§ **What is being asked**: Return each line containing the string "triệu".
*** Input for this task ***
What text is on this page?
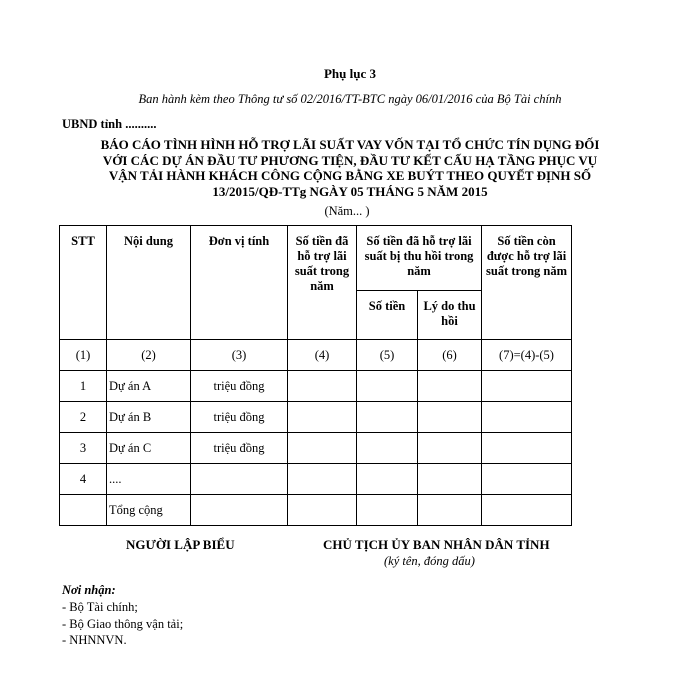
Phụ lục 3
Ban hành kèm theo Thông tư số 02/2016/TT-BTC ngày 06/01/2016 của Bộ Tài chính
UBND tỉnh ..........
BÁO CÁO TÌNH HÌNH HỖ TRỢ LÃI SUẤT VAY VỐN TẠI TỔ CHỨC TÍN DỤNG ĐỐI
VỚI CÁC DỰ ÁN ĐẦU TƯ PHƯƠNG TIỆN, ĐẦU TƯ KẾT CẤU HẠ TẦNG PHỤC VỤ
VẬN TẢI HÀNH KHÁCH CÔNG CỘNG BẰNG XE BUÝT THEO QUYẾT ĐỊNH SỐ
13/2015/QĐ-TTg NGÀY 05 THÁNG 5 NĂM 2015
(Năm... )
STT	Nội dung	Đơn vị tính	Số tiền đã hỗ trợ lãi suất trong năm	Số tiền đã hỗ trợ lãi suất bị thu hồi trong năm		Số tiền còn được hỗ trợ lãi suất trong năm
				Số tiền	Lý do thu hồi	
(1)	(2)	(3)	(4)	(5)	(6)	(7)=(4)-(5)
1	Dự án A	triệu đồng				
2	Dự án B	triệu đồng				
3	Dự án C	triệu đồng				
4	....					
	Tổng cộng					
NGƯỜI LẬP BIỂU	CHỦ TỊCH ỦY BAN NHÂN DÂN TỈNH
(ký tên, đóng dấu)
Nơi nhận:
- Bộ Tài chính;
- Bộ Giao thông vận tải;
- NHNNVN.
***
§ **Result of this exercise**:
1	Dự án A	triệu đồng				
2	Dự án B	triệu đồng				
3	Dự án C	triệu đồng				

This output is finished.